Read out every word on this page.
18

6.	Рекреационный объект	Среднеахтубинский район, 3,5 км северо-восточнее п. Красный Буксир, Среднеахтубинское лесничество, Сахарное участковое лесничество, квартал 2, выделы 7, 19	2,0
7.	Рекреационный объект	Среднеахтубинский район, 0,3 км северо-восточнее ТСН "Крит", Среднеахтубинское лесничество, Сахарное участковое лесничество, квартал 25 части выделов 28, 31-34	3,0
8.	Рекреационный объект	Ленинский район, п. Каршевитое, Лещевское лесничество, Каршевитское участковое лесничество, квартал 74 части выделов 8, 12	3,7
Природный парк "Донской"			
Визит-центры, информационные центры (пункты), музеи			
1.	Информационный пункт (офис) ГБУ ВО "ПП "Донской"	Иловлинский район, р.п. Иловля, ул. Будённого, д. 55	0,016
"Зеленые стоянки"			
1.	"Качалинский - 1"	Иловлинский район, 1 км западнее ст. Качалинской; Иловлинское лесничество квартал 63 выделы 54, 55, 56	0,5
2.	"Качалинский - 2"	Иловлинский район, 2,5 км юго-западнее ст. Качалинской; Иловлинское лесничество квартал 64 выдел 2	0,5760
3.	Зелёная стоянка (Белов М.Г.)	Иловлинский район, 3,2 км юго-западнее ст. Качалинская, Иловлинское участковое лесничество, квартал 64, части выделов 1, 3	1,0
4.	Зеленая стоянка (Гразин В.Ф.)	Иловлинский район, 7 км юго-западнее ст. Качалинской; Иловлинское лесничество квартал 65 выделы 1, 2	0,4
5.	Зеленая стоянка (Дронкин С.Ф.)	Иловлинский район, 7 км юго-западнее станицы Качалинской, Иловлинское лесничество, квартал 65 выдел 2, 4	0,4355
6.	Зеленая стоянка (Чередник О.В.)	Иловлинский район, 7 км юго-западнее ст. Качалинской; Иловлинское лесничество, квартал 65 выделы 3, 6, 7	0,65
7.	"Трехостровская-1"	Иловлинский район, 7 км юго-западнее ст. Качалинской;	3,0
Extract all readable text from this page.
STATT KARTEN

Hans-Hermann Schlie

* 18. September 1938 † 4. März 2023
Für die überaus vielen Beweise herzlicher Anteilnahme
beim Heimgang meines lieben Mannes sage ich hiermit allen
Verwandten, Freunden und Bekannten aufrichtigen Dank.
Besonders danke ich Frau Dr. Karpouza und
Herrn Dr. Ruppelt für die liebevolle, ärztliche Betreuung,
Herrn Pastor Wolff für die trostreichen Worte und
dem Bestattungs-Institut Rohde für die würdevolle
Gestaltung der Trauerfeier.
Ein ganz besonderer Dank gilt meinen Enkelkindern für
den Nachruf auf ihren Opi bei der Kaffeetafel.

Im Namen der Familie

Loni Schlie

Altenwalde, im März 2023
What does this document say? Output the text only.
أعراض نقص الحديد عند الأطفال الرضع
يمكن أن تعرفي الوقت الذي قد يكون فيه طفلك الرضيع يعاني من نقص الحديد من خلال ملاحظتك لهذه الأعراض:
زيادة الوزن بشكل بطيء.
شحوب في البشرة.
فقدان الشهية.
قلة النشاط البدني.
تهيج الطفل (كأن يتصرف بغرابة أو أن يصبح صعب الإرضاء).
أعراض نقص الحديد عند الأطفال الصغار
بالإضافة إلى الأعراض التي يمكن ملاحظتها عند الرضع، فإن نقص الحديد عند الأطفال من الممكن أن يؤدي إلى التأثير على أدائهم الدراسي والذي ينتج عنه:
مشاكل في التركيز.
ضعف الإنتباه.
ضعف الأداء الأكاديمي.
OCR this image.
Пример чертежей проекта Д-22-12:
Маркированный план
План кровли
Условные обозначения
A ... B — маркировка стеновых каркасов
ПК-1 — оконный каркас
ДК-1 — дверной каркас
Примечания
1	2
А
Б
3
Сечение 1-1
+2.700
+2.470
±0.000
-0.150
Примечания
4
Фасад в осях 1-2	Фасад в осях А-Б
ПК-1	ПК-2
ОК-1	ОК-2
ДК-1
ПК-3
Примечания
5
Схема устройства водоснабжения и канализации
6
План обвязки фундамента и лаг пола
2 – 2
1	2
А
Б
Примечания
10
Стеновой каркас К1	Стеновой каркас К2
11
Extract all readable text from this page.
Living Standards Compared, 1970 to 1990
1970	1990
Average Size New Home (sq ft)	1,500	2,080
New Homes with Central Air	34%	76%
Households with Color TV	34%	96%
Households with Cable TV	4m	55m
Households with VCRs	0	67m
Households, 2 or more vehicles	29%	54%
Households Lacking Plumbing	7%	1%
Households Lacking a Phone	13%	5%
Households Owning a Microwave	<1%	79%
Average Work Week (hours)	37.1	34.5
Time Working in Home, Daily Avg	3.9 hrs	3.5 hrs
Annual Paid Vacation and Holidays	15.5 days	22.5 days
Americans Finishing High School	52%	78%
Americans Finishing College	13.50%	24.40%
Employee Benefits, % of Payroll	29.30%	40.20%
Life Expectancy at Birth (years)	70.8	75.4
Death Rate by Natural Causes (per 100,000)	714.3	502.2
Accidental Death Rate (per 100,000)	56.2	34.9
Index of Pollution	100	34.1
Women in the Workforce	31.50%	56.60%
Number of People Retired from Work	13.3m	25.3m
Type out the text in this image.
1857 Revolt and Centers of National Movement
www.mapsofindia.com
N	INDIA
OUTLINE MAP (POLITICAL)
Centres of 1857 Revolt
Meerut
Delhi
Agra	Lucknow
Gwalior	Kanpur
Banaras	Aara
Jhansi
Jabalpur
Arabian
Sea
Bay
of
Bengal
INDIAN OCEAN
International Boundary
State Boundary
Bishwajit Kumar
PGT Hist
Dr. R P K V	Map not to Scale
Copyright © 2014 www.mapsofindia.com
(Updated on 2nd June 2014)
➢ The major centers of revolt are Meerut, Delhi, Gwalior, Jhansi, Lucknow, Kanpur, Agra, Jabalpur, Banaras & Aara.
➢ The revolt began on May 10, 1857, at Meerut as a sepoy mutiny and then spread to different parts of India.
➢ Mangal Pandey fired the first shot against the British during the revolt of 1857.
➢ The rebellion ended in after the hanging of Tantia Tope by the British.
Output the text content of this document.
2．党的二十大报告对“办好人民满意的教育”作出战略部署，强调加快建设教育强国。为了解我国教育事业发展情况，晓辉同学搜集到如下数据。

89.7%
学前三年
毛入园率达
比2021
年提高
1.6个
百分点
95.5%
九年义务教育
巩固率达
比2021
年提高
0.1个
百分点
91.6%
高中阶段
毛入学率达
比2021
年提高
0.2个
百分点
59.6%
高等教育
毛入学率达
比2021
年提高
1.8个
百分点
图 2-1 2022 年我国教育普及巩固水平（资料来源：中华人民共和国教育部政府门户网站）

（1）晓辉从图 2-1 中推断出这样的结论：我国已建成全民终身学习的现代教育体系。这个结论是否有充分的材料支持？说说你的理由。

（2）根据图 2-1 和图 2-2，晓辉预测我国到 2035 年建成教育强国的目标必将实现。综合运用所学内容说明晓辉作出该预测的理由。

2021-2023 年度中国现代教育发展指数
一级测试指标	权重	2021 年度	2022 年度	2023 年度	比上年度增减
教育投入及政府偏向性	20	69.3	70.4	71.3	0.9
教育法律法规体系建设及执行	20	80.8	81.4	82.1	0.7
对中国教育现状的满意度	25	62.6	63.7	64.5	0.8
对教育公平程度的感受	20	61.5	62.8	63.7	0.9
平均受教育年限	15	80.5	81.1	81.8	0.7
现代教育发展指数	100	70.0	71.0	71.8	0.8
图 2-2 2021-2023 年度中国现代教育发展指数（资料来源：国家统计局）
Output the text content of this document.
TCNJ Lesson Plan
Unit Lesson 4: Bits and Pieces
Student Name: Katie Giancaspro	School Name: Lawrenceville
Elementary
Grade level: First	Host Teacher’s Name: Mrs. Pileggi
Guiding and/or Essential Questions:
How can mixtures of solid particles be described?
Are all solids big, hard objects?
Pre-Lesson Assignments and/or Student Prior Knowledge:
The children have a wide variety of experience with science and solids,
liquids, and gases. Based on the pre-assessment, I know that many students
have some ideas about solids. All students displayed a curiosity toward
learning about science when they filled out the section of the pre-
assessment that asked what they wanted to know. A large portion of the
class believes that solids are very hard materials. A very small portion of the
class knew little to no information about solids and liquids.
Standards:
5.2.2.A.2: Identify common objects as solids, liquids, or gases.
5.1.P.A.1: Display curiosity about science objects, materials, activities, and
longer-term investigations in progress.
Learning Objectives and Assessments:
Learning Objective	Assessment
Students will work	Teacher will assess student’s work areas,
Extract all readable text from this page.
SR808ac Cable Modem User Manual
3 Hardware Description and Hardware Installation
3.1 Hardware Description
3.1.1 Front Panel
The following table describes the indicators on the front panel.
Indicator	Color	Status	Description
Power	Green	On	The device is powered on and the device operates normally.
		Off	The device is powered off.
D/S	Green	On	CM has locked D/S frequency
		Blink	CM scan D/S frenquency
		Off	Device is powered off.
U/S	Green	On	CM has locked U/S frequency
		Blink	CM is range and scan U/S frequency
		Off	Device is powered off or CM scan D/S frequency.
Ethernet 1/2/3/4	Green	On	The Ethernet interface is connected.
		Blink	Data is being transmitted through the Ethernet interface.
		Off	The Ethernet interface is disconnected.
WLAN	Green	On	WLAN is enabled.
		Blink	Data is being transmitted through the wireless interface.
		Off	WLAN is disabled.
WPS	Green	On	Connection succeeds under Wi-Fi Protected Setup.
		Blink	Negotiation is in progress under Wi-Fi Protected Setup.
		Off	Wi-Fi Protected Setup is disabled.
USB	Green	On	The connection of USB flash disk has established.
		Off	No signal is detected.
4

----

DO THIS — Copy each line from the records above that includes the string "资料来源".

RESULT OF THIS EXERCISE —
图 2-1 2022 年我国教育普及巩固水平（资料来源：中华人民共和国教育部政府门户网站）
图 2-2 2021-2023 年度中国现代教育发展指数（资料来源：国家统计局）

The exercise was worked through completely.